--- begin ---
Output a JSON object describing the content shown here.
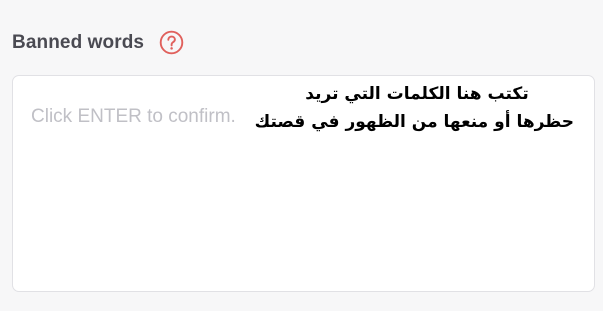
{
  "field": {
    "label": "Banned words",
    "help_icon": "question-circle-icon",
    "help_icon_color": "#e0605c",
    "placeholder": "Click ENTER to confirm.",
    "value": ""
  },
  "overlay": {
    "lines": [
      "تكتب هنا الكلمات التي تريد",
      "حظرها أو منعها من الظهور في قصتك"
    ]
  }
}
--- end ---
§ **Task brief**
Reproduce the records, all of them, word for word; omit the pictures.

§ **Exercise result**
Output a JSON object describing the content shown here.
{
  "field": {
    "label": "Banned words",
    "help_icon": "question-circle-icon",
    "help_icon_color": "#e0605c",
    "placeholder": "Click ENTER to confirm.",
    "value": ""
  },
  "overlay": {
    "lines": [
      "تكتب هنا الكلمات التي تريد",
      "حظرها أو منعها من الظهور في قصتك"
    ]
  }
}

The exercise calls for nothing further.